**What to work on**
All lines in the data bearing the string "Output" should be identified and copied.

** BEGIN Task inputs **

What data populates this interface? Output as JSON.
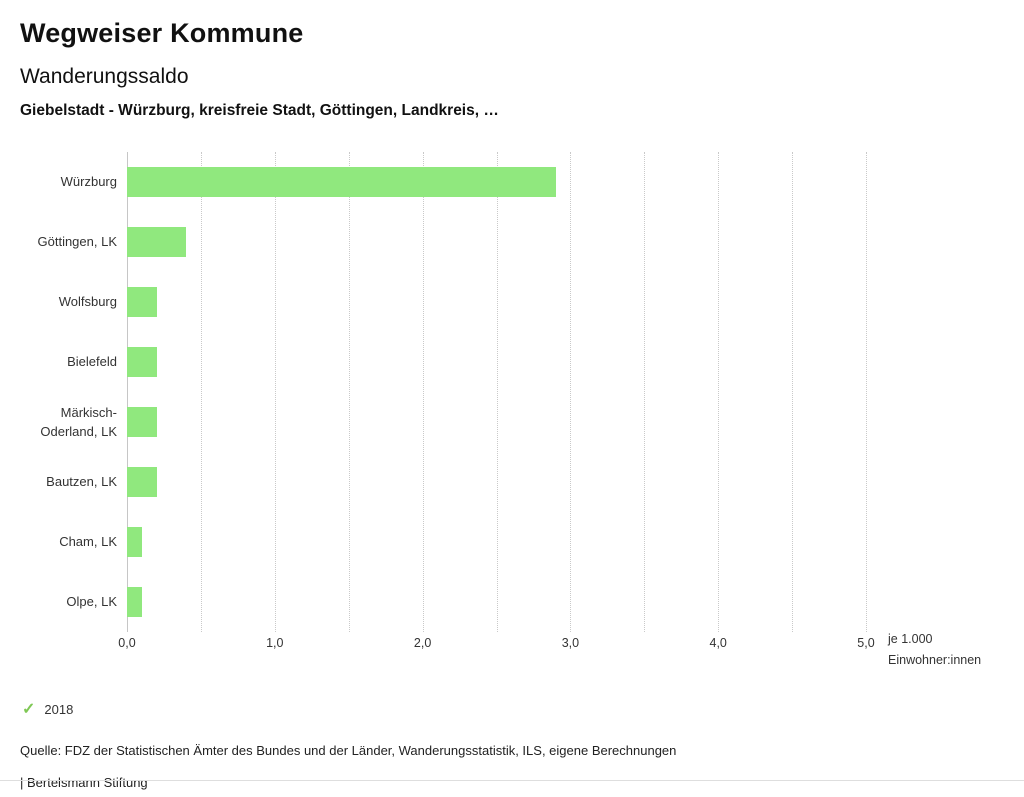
{
  "header": {
    "app_title": "Wegweiser Kommune",
    "chart_title": "Wanderungssaldo",
    "chart_subtitle": "Giebelstadt - Würzburg, kreisfreie Stadt, Göttingen, Landkreis, …"
  },
  "chart_data": {
    "type": "bar",
    "orientation": "horizontal",
    "title": "Wanderungssaldo",
    "subtitle": "Giebelstadt - Würzburg, kreisfreie Stadt, Göttingen, Landkreis, …",
    "categories": [
      "Würzburg",
      "Göttingen, LK",
      "Wolfsburg",
      "Bielefeld",
      "Märkisch-Oderland, LK",
      "Bautzen, LK",
      "Cham, LK",
      "Olpe, LK"
    ],
    "values": [
      2.9,
      0.4,
      0.2,
      0.2,
      0.2,
      0.2,
      0.1,
      0.1
    ],
    "series_name": "2018",
    "xlim": [
      0,
      5
    ],
    "grid_step": 0.5,
    "grid": "dotted vertical lines every 0.5",
    "legend_position": "bottom-left",
    "x_ticks": [
      "0,0",
      "1,0",
      "2,0",
      "3,0",
      "4,0",
      "5,0"
    ],
    "x_unit_line1": "je 1.000",
    "x_unit_line2": "Einwohner:innen"
  },
  "legend": {
    "check_icon": "✓",
    "year_label": "2018"
  },
  "footer": {
    "source": "Quelle: FDZ der Statistischen Ämter des Bundes und der Länder, Wanderungsstatistik, ILS, eigene Berechnungen",
    "branding": "| Bertelsmann Stiftung"
  },
  "colors": {
    "bar": "#90e87e",
    "check": "#7fc855",
    "grid": "#c9c9c9",
    "axis": "#c6c6c6",
    "text": "#333333"
  }
}
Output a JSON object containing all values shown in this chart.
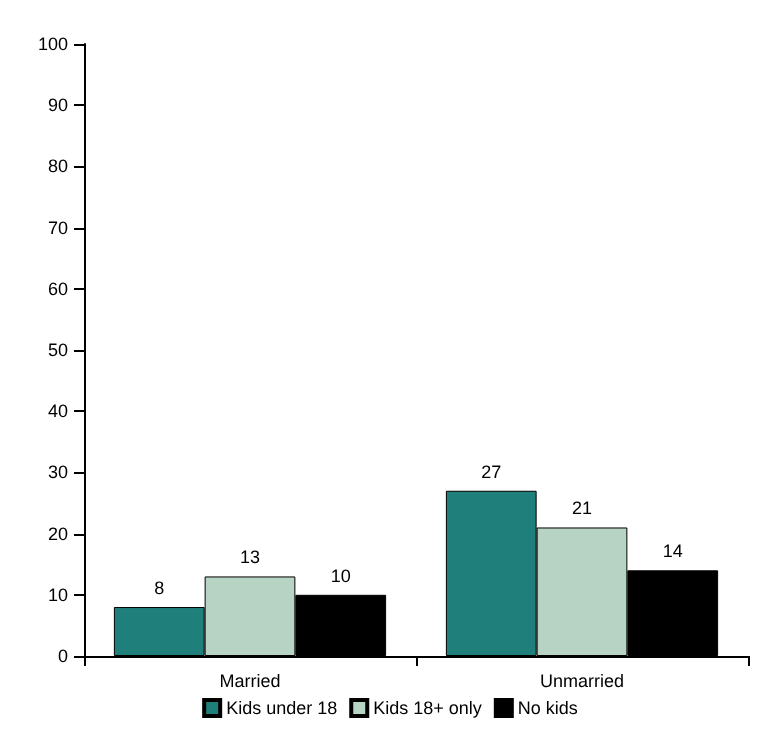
{
  "chart_data": {
    "type": "bar",
    "categories": [
      "Married",
      "Unmarried"
    ],
    "series": [
      {
        "name": "Kids under 18",
        "color": "#1f7f7a",
        "values": [
          8,
          27
        ]
      },
      {
        "name": "Kids 18+ only",
        "color": "#b6d3c3",
        "values": [
          13,
          21
        ]
      },
      {
        "name": "No kids",
        "color": "#000000",
        "values": [
          10,
          14
        ]
      }
    ],
    "ylim": [
      0,
      100
    ],
    "yticks": [
      0,
      10,
      20,
      30,
      40,
      50,
      60,
      70,
      80,
      90,
      100
    ],
    "grid": false,
    "legend": "bottom",
    "data_labels": true
  }
}
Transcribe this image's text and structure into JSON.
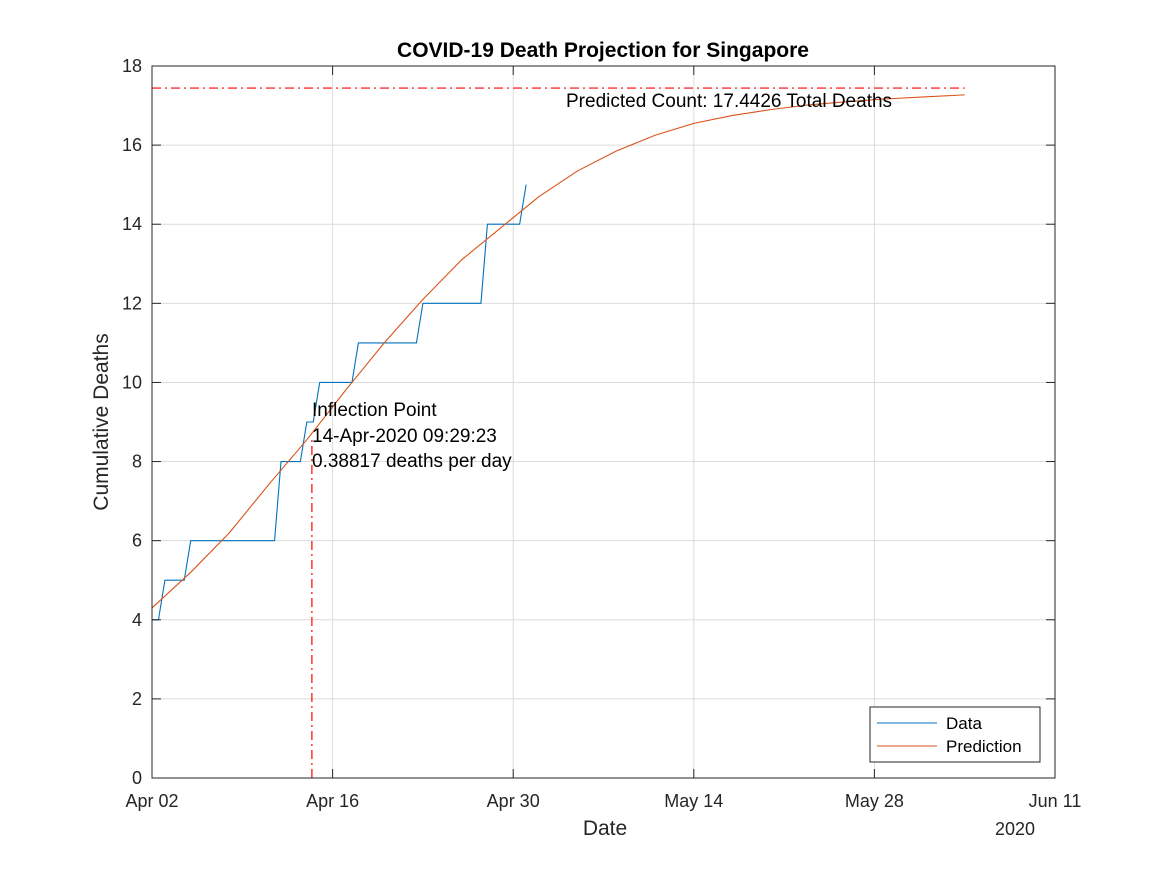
{
  "chart_data": {
    "type": "line",
    "title": "COVID-19 Death Projection for Singapore",
    "xlabel": "Date",
    "ylabel": "Cumulative Deaths",
    "x_axis_year_label": "2020",
    "x_ticks": [
      "Apr 02",
      "Apr 16",
      "Apr 30",
      "May 14",
      "May 28",
      "Jun 11"
    ],
    "y_ticks": [
      "0",
      "2",
      "4",
      "6",
      "8",
      "10",
      "12",
      "14",
      "16",
      "18"
    ],
    "xlim": [
      "2020-04-02",
      "2020-06-11"
    ],
    "ylim": [
      0,
      18
    ],
    "grid": true,
    "legend_placement": "bottom-right",
    "series": [
      {
        "name": "Data",
        "color": "#0072BD",
        "x": [
          "2020-04-02",
          "2020-04-03",
          "2020-04-04",
          "2020-04-05",
          "2020-04-06",
          "2020-04-07",
          "2020-04-08",
          "2020-04-09",
          "2020-04-10",
          "2020-04-11",
          "2020-04-12",
          "2020-04-13",
          "2020-04-14",
          "2020-04-15",
          "2020-04-16",
          "2020-04-17",
          "2020-04-18",
          "2020-04-19",
          "2020-04-20",
          "2020-04-21",
          "2020-04-22",
          "2020-04-23",
          "2020-04-24",
          "2020-04-25",
          "2020-04-26",
          "2020-04-27",
          "2020-04-28",
          "2020-04-29",
          "2020-04-30",
          "2020-05-01"
        ],
        "y": [
          4,
          5,
          5,
          6,
          6,
          6,
          6,
          6,
          6,
          6,
          8,
          8,
          9,
          10,
          10,
          10,
          11,
          11,
          11,
          11,
          11,
          12,
          12,
          12,
          12,
          12,
          14,
          14,
          14,
          15
        ]
      },
      {
        "name": "Prediction",
        "color": "#D95319",
        "x": [
          "2020-04-02",
          "2020-04-05",
          "2020-04-08",
          "2020-04-11",
          "2020-04-14",
          "2020-04-17",
          "2020-04-20",
          "2020-04-23",
          "2020-04-26",
          "2020-04-29",
          "2020-05-02",
          "2020-05-05",
          "2020-05-08",
          "2020-05-11",
          "2020-05-14",
          "2020-05-17",
          "2020-05-20",
          "2020-05-23",
          "2020-05-26",
          "2020-05-29",
          "2020-06-01",
          "2020-06-04"
        ],
        "y": [
          4.3,
          5.2,
          6.2,
          7.4,
          8.55,
          9.8,
          11.0,
          12.1,
          13.1,
          13.9,
          14.7,
          15.35,
          15.85,
          16.25,
          16.55,
          16.75,
          16.9,
          17.02,
          17.1,
          17.17,
          17.22,
          17.27
        ]
      }
    ],
    "reference_lines": [
      {
        "orientation": "horizontal",
        "y": 17.4426,
        "x_end": "2020-06-04",
        "color": "#FF0000",
        "style": "dash-dot"
      },
      {
        "orientation": "vertical",
        "x": "2020-04-14T09:29:23",
        "y_end": 8.55,
        "color": "#FF0000",
        "style": "dash-dot"
      }
    ],
    "annotations": {
      "predicted_count": "Predicted Count: 17.4426 Total Deaths",
      "inflection_title": "Inflection Point",
      "inflection_date": "14-Apr-2020 09:29:23",
      "inflection_rate": "0.38817 deaths per day"
    }
  }
}
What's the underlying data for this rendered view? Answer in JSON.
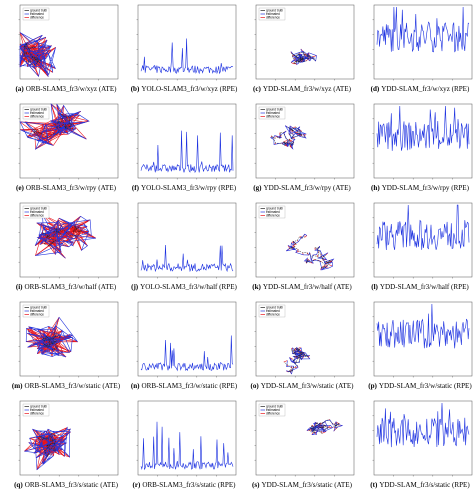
{
  "figure": {
    "legend": [
      "ground truth",
      "estimated",
      "difference"
    ],
    "panels": [
      {
        "label": "(a)",
        "caption": "ORB-SLAM3_fr3/w/xyz (ATE)"
      },
      {
        "label": "(b)",
        "caption": "YOLO-SLAM3_fr3/w/xyz (RPE)"
      },
      {
        "label": "(c)",
        "caption": "YDD-SLAM_fr3/w/xyz (ATE)"
      },
      {
        "label": "(d)",
        "caption": "YDD-SLAM_fr3/w/xyz (RPE)"
      },
      {
        "label": "(e)",
        "caption": "ORB-SLAM3_fr3/w/rpy (ATE)"
      },
      {
        "label": "(f)",
        "caption": "YOLO-SLAM3_fr3/w/rpy (RPE)"
      },
      {
        "label": "(g)",
        "caption": "YDD-SLAM_fr3/w/rpy (ATE)"
      },
      {
        "label": "(h)",
        "caption": "YDD-SLAM_fr3/w/rpy (RPE)"
      },
      {
        "label": "(i)",
        "caption": "ORB-SLAM3_fr3/w/half (ATE)"
      },
      {
        "label": "(j)",
        "caption": "YOLO-SLAM3_fr3/w/half (RPE)"
      },
      {
        "label": "(k)",
        "caption": "YDD-SLAM_fr3/w/half (ATE)"
      },
      {
        "label": "(l)",
        "caption": "YDD-SLAM_fr3/w/half (RPE)"
      },
      {
        "label": "(m)",
        "caption": "ORB-SLAM3_fr3/w/static (ATE)"
      },
      {
        "label": "(n)",
        "caption": "ORB-SLAM3_fr3/w/static (RPE)"
      },
      {
        "label": "(o)",
        "caption": "YDD-SLAM_fr3/w/static (ATE)"
      },
      {
        "label": "(p)",
        "caption": "YDD-SLAM_fr3/w/static (RPE)"
      },
      {
        "label": "(q)",
        "caption": "ORB-SLAM3_fr3/s/static (ATE)"
      },
      {
        "label": "(r)",
        "caption": "ORB-SLAM3_fr3/s/static (RPE)"
      },
      {
        "label": "(s)",
        "caption": "YDD-SLAM_fr3/s/static (ATE)"
      },
      {
        "label": "(t)",
        "caption": "YDD-SLAM_fr3/s/static (RPE)"
      }
    ]
  }
}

** END Task inputs **

**Written response**
What data populates this interface? Output as JSON.
Output a JSON object containing all values shown in this chart.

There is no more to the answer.